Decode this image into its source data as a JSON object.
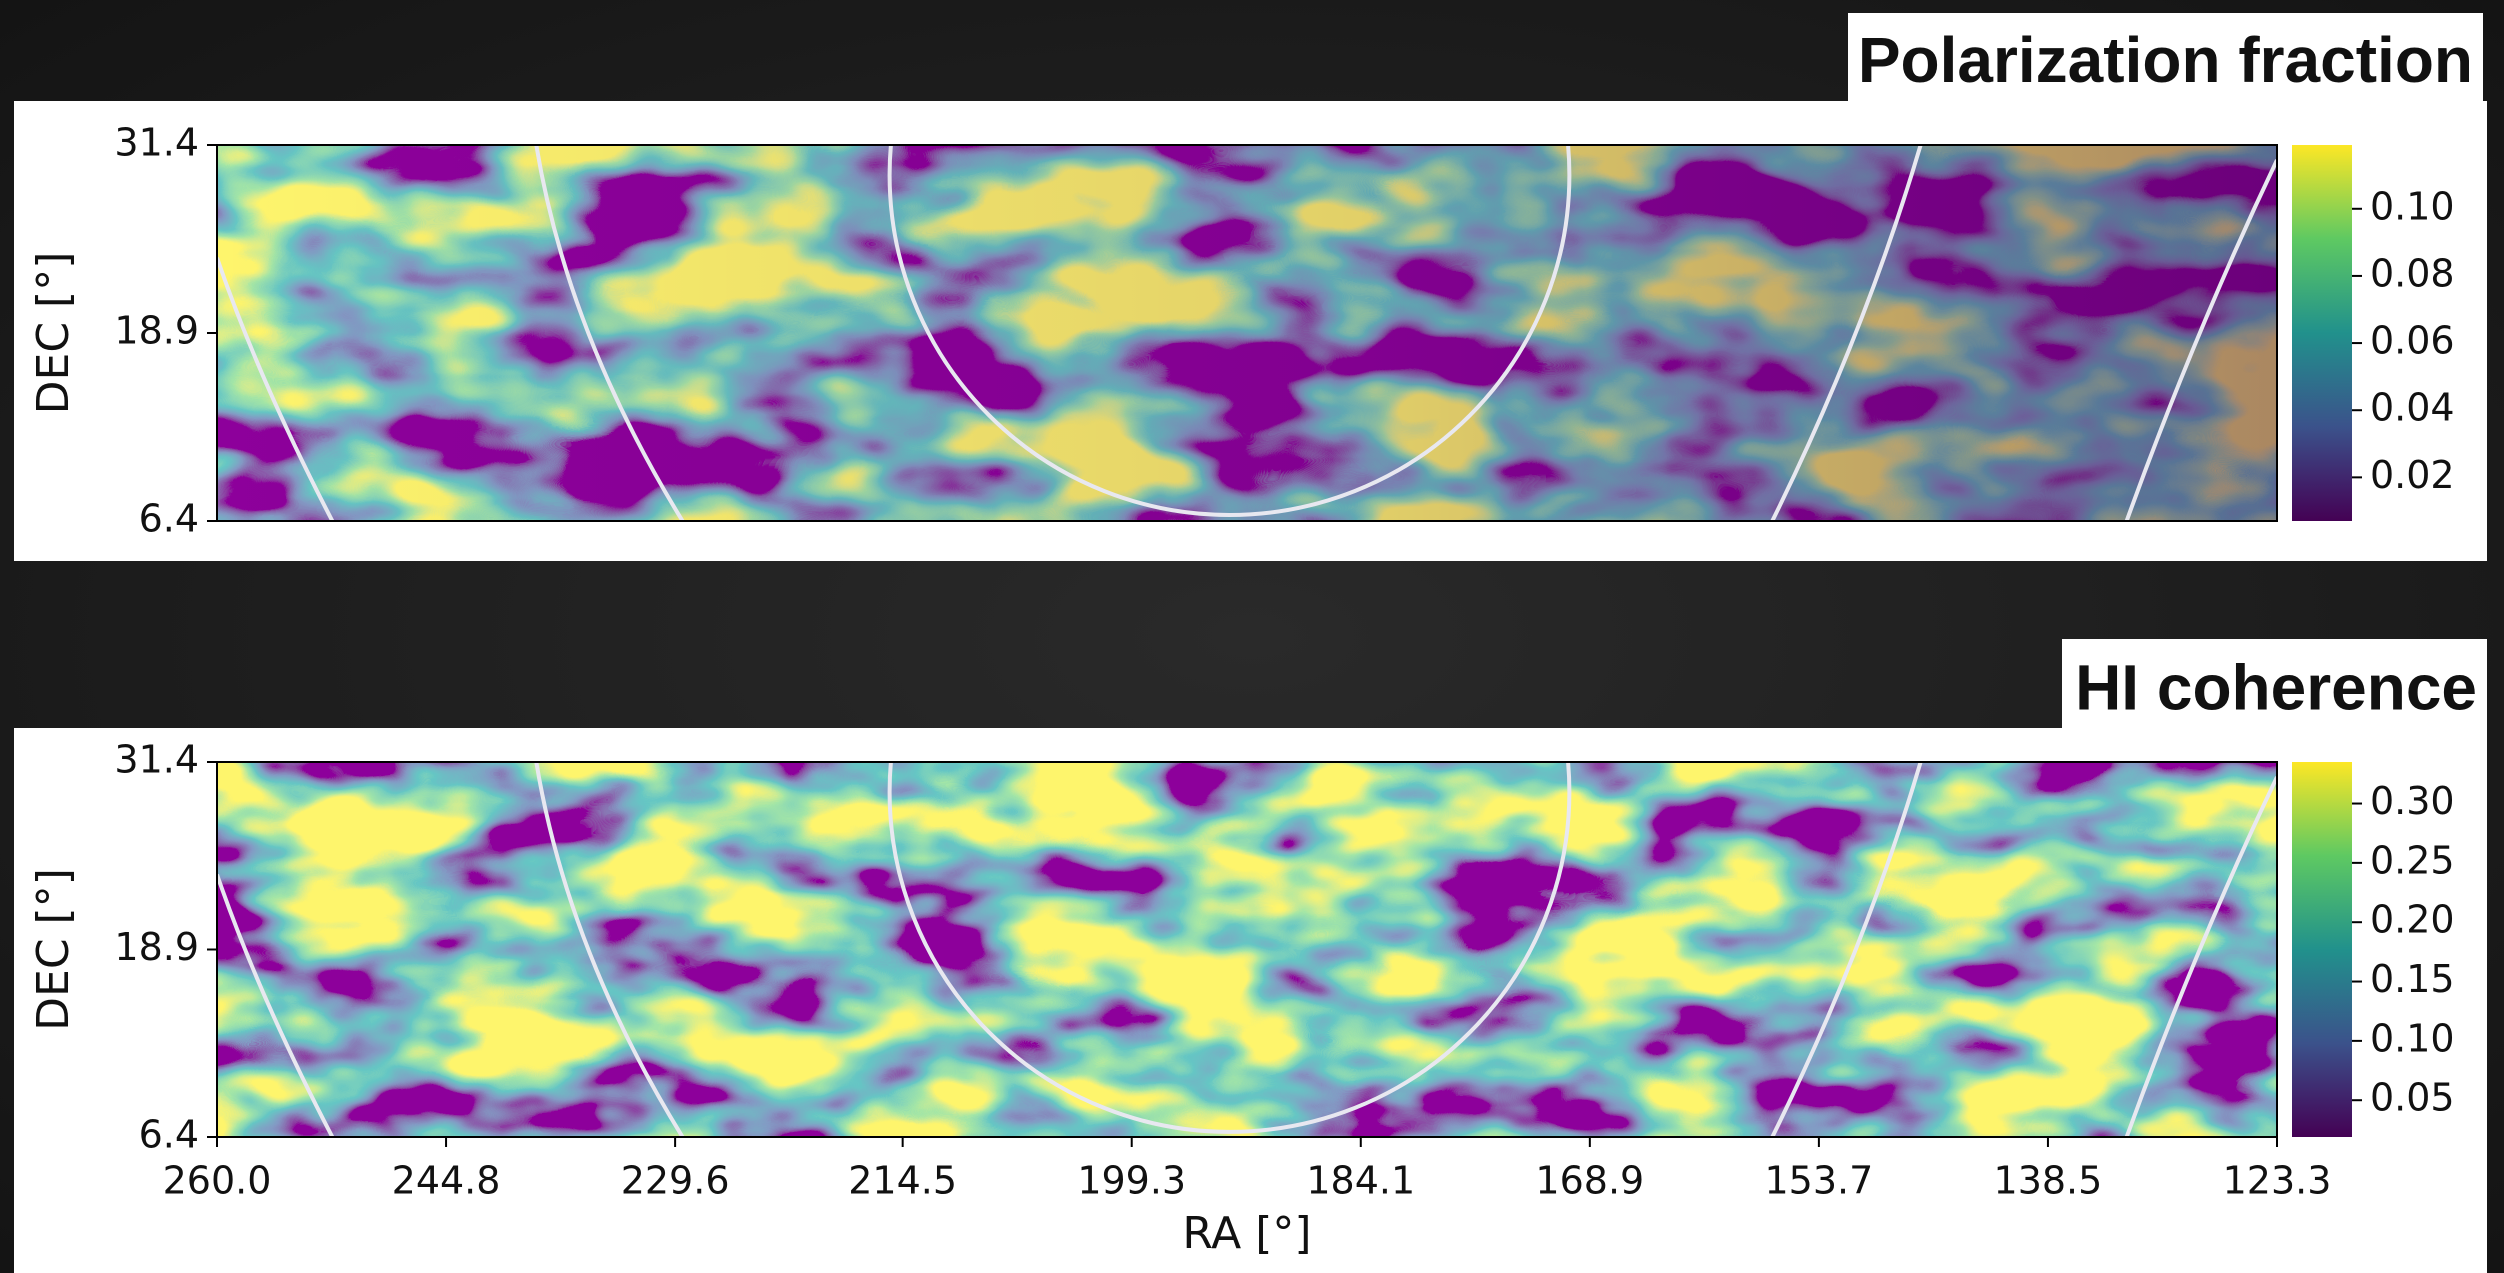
{
  "chart_data": [
    {
      "type": "heatmap",
      "title": "Polarization fraction",
      "colormap": "viridis",
      "ylabel": "DEC [°]",
      "xlim": [
        260.0,
        123.3
      ],
      "ylim": [
        6.4,
        31.4
      ],
      "yticks": [
        6.4,
        18.9,
        31.4
      ],
      "clim": [
        0.007,
        0.119
      ],
      "cticks": [
        {
          "value": 0.02,
          "label": "0.02"
        },
        0.04,
        0.06,
        0.08,
        {
          "value": 0.1,
          "label": "0.10"
        }
      ]
    },
    {
      "type": "heatmap",
      "title": "HI coherence",
      "colormap": "viridis",
      "ylabel": "DEC [°]",
      "xlabel": "RA [°]",
      "xlim": [
        260.0,
        123.3
      ],
      "ylim": [
        6.4,
        31.4
      ],
      "yticks": [
        6.4,
        18.9,
        31.4
      ],
      "xticks": [
        {
          "value": 260.0,
          "label": "260.0"
        },
        244.8,
        229.6,
        214.5,
        199.3,
        184.1,
        168.9,
        153.7,
        138.5,
        123.3
      ],
      "clim": [
        0.019,
        0.335
      ],
      "cticks": [
        0.05,
        {
          "value": 0.1,
          "label": "0.10"
        },
        0.15,
        {
          "value": 0.2,
          "label": "0.20"
        },
        0.25,
        {
          "value": 0.3,
          "label": "0.30"
        }
      ]
    }
  ]
}
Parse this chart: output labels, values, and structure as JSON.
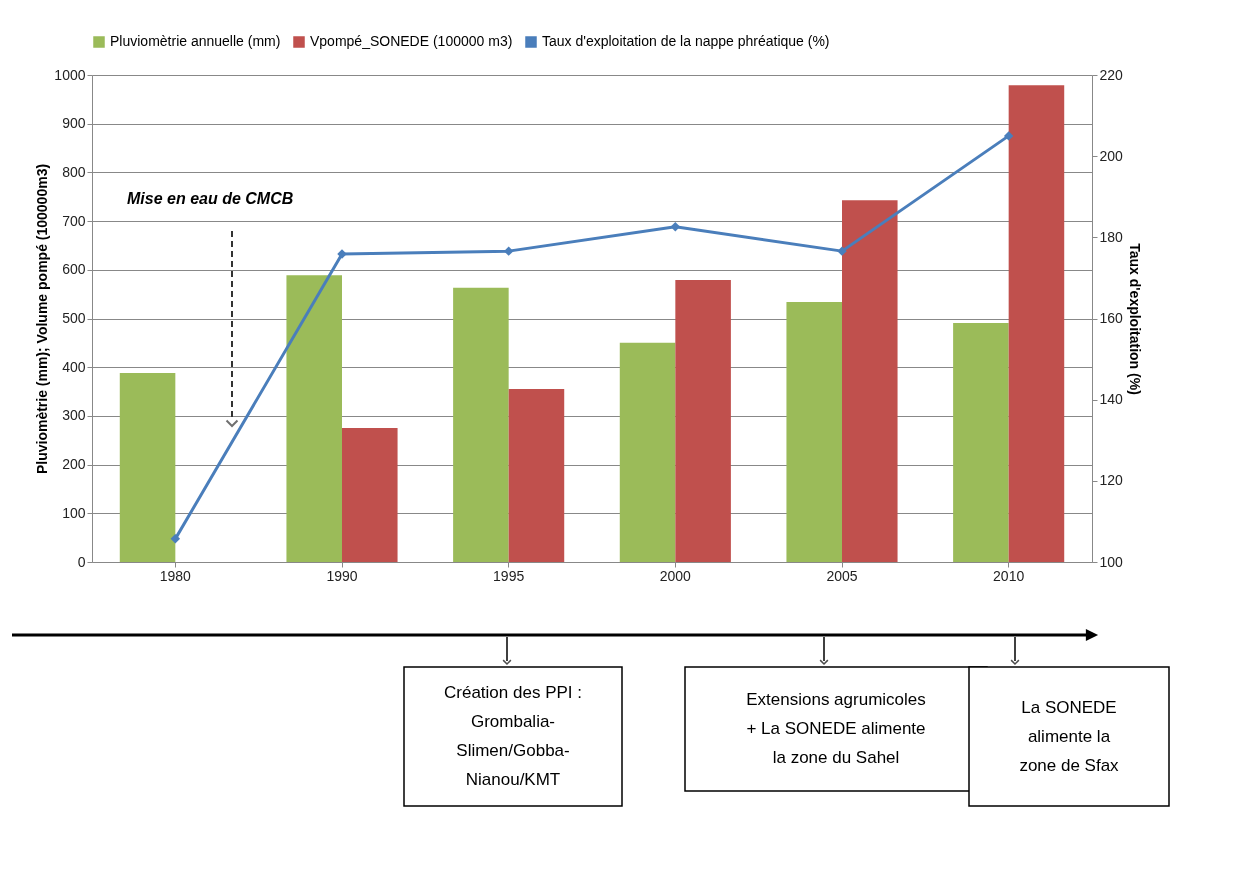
{
  "chart_data": {
    "type": "bar",
    "categories": [
      "1980",
      "1990",
      "1995",
      "2000",
      "2005",
      "2010"
    ],
    "series": [
      {
        "name": "Pluviomètrie annuelle (mm)",
        "color": "#9bbb59",
        "values": [
          388,
          589,
          563,
          450,
          534,
          491
        ]
      },
      {
        "name": "Vpompé_SONEDE (100000 m3)",
        "color": "#c0504d",
        "values": [
          null,
          275,
          355,
          579,
          743,
          979
        ]
      },
      {
        "name": "Taux d'exploitation de la nappe phréatique (%)",
        "color": "#4a7ebb",
        "type": "line",
        "axis": "y2",
        "marker": "diamond",
        "line_style": "solid",
        "values": [
          105.7,
          175.9,
          176.6,
          182.6,
          176.6,
          205.0
        ]
      }
    ],
    "ylabel": "Pluviomètrie (mm); Volume pompé (100000m3)",
    "y2label": "Taux d'exploitation (%)",
    "ylim": [
      0,
      1000
    ],
    "yticks": [
      0,
      100,
      200,
      300,
      400,
      500,
      600,
      700,
      800,
      900,
      {
        "value": 1000,
        "label": "1000"
      }
    ],
    "y2lim": [
      100,
      220
    ],
    "y2ticks": [
      100,
      120,
      140,
      160,
      180,
      200,
      220
    ],
    "grid": "y",
    "legend": "top",
    "annotations": [
      "Mise en eau de CMCB",
      "Création des PPI : Grombalia-Slimen/Gobba-Nianou/KMT",
      "Extensions agrumicoles + La SONEDE alimente la zone du Sahel",
      "La SONEDE alimente la zone de Sfax"
    ]
  }
}
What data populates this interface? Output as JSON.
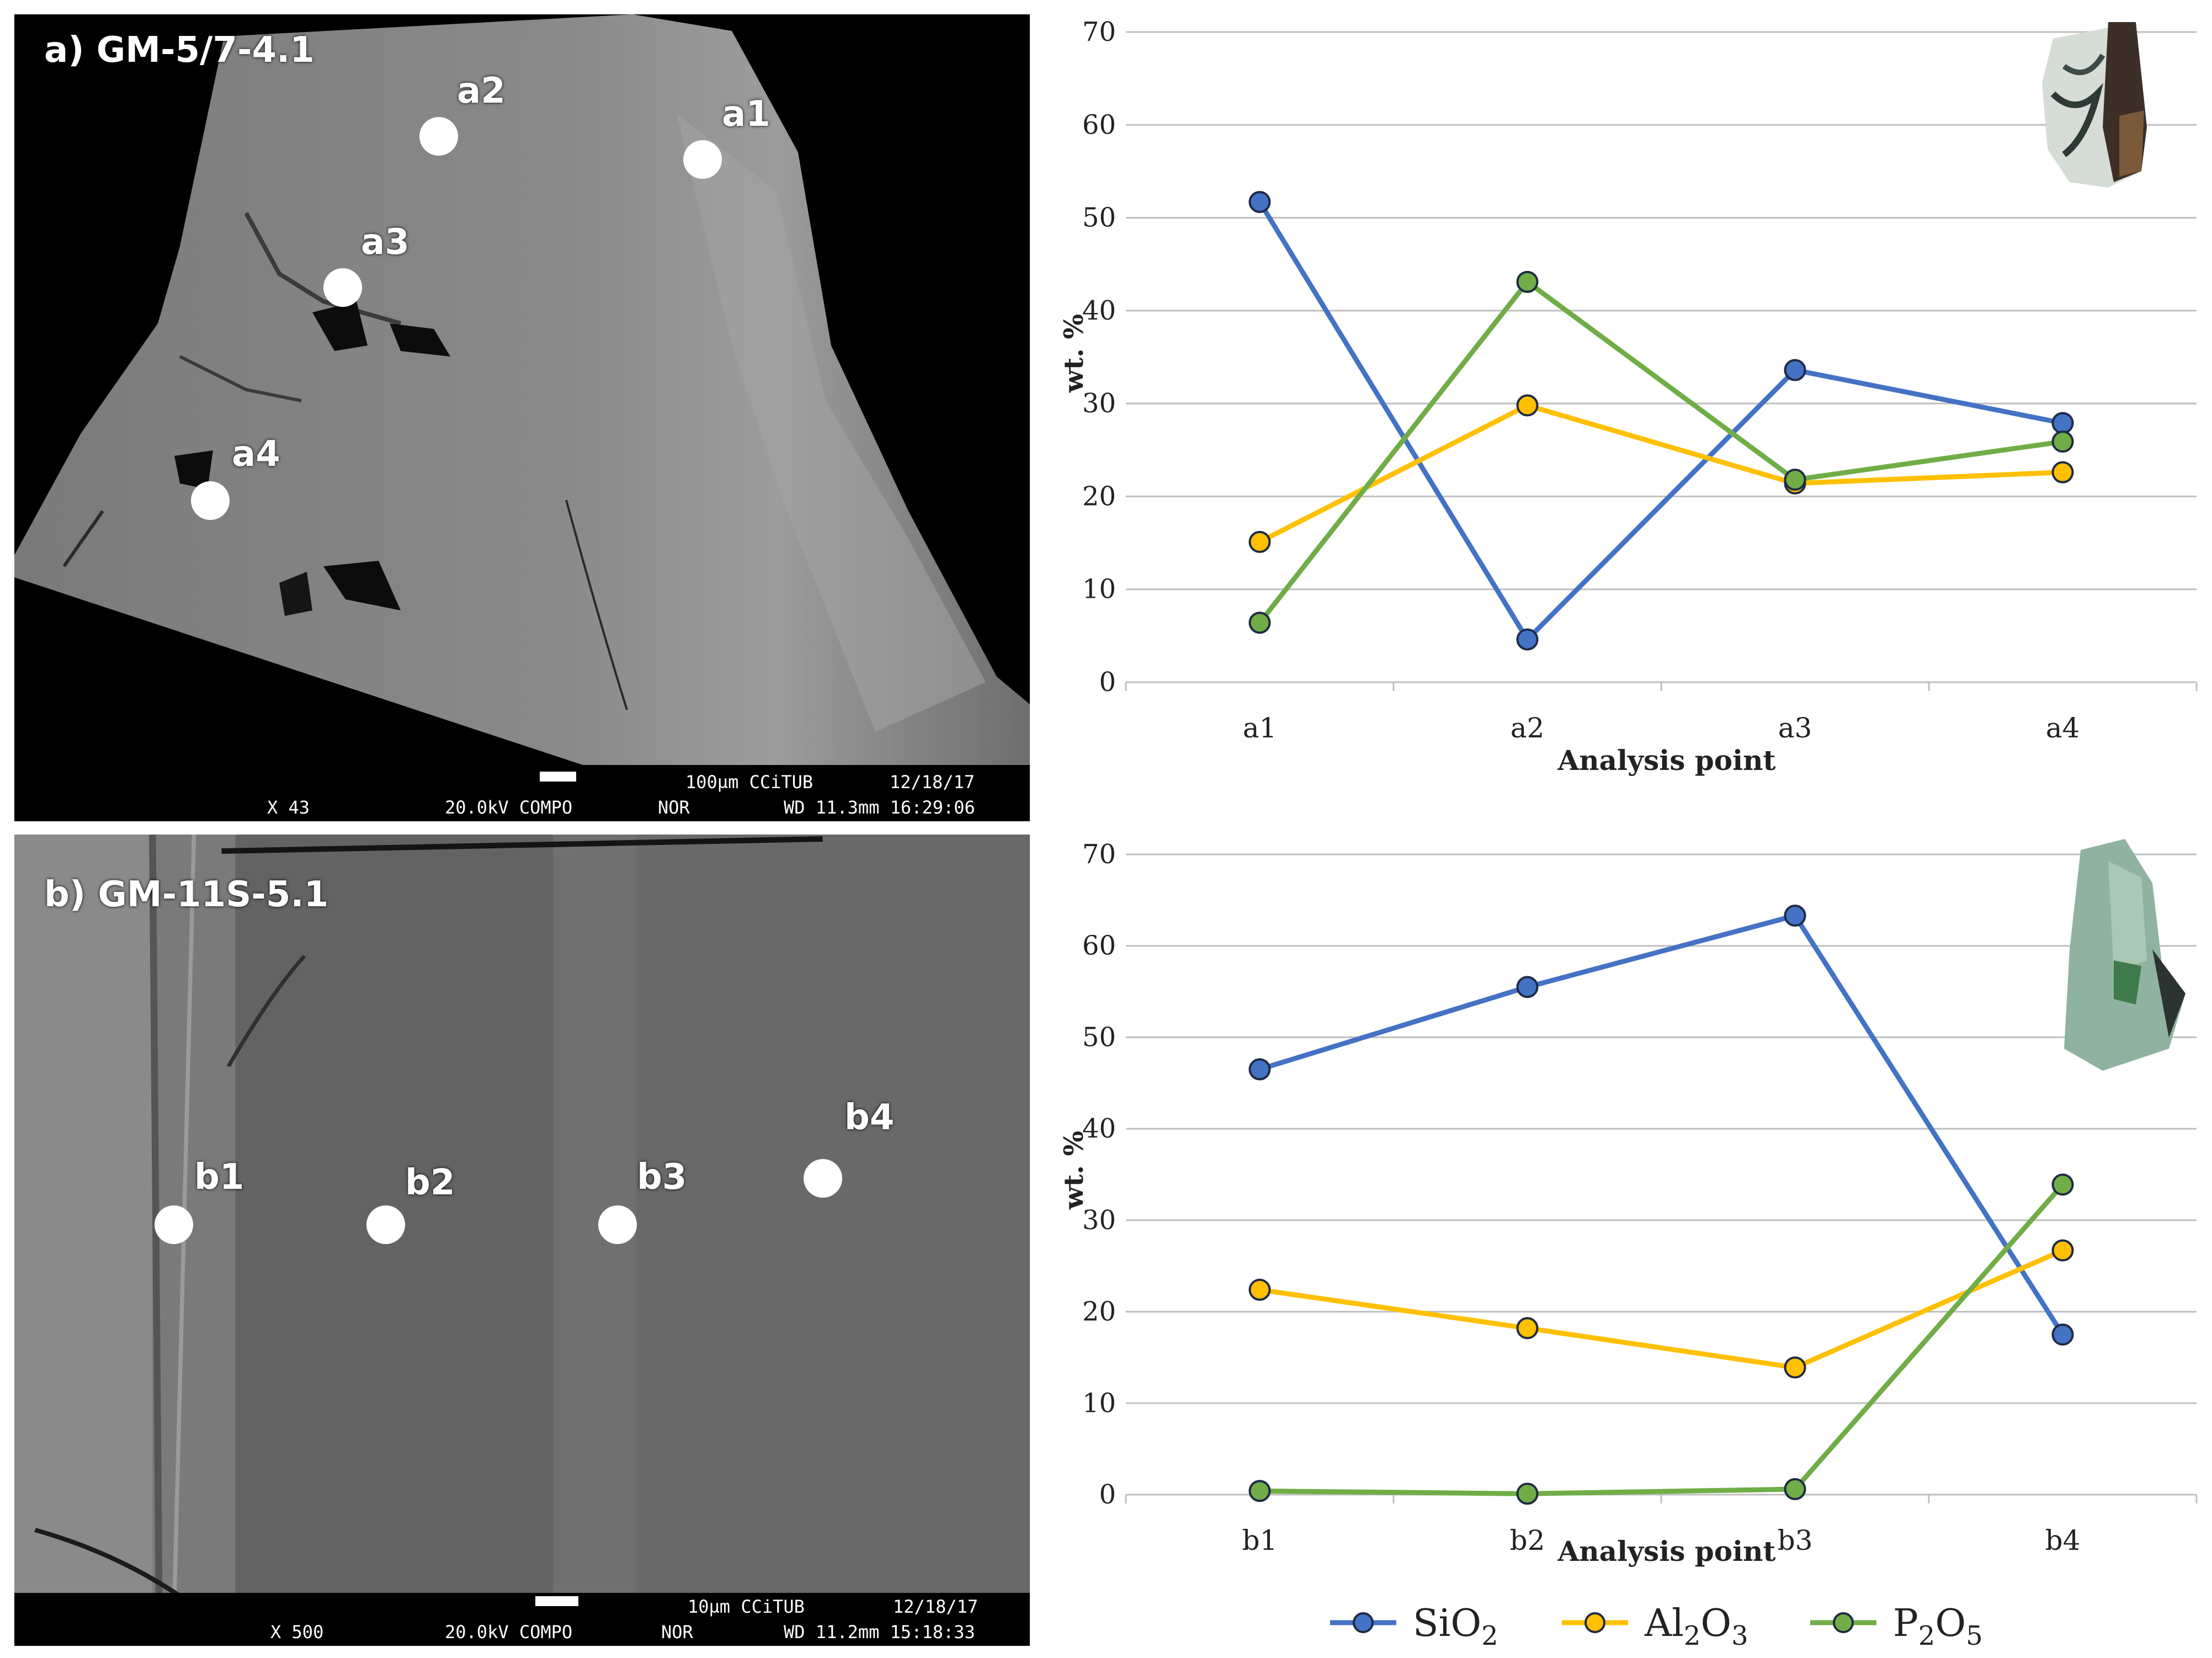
{
  "panel_a": {
    "label": "a) GM-5/7-4.1",
    "points": [
      "a1",
      "a2",
      "a3",
      "a4"
    ],
    "sem_info": {
      "magnification": "X 43",
      "voltage": "20.0kV COMPO",
      "mode": "NOR",
      "scale": "100µm CCiTUB",
      "wd": "WD 11.3mm 16:29:06",
      "date": "12/18/17"
    }
  },
  "panel_b": {
    "label": "b) GM-11S-5.1",
    "points": [
      "b1",
      "b2",
      "b3",
      "b4"
    ],
    "sem_info": {
      "magnification": "X 500",
      "voltage": "20.0kV COMPO",
      "mode": "NOR",
      "scale": "10µm CCiTUB",
      "wd": "WD 11.2mm 15:18:33",
      "date": "12/18/17"
    }
  },
  "chart_data": [
    {
      "type": "line",
      "categories": [
        "a1",
        "a2",
        "a3",
        "a4"
      ],
      "series": [
        {
          "name": "SiO2",
          "values": [
            51.7,
            4.6,
            33.6,
            27.9
          ]
        },
        {
          "name": "Al2O3",
          "values": [
            15.1,
            29.8,
            21.4,
            22.6
          ]
        },
        {
          "name": "P2O5",
          "values": [
            6.4,
            43.1,
            21.8,
            25.9
          ]
        }
      ],
      "xlabel": "Analysis point",
      "ylabel": "wt. %",
      "ylim": [
        0,
        70
      ],
      "yticks": [
        "0",
        "10",
        "20",
        "30",
        "40",
        "50",
        "60",
        "70"
      ],
      "grid": true
    },
    {
      "type": "line",
      "categories": [
        "b1",
        "b2",
        "b3",
        "b4"
      ],
      "series": [
        {
          "name": "SiO2",
          "values": [
            46.5,
            55.5,
            63.3,
            17.5
          ]
        },
        {
          "name": "Al2O3",
          "values": [
            22.4,
            18.2,
            13.9,
            26.7
          ]
        },
        {
          "name": "P2O5",
          "values": [
            0.4,
            0.1,
            0.6,
            33.9
          ]
        }
      ],
      "xlabel": "Analysis point",
      "ylabel": "wt. %",
      "ylim": [
        0,
        70
      ],
      "yticks": [
        "0",
        "10",
        "20",
        "30",
        "40",
        "50",
        "60",
        "70"
      ],
      "grid": true
    }
  ],
  "legend": [
    {
      "base": "SiO",
      "sub": "2",
      "base2": "",
      "sub2": "",
      "color": "#4472C4"
    },
    {
      "base": "Al",
      "sub": "2",
      "base2": "O",
      "sub2": "3",
      "color": "#FFC000"
    },
    {
      "base": "P",
      "sub": "2",
      "base2": "O",
      "sub2": "5",
      "color": "#70AD47"
    }
  ],
  "colors": {
    "sio2": "#4472C4",
    "al2o3": "#FFC000",
    "p2o5": "#70AD47",
    "grid": "#BFBFBF",
    "marker_edge": "#1F2A44"
  }
}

══════

What to produce: From the listing above, copy every line that includes the word "CCiTUB".

The output:
      "scale": "100µm CCiTUB",
      "scale": "10µm CCiTUB",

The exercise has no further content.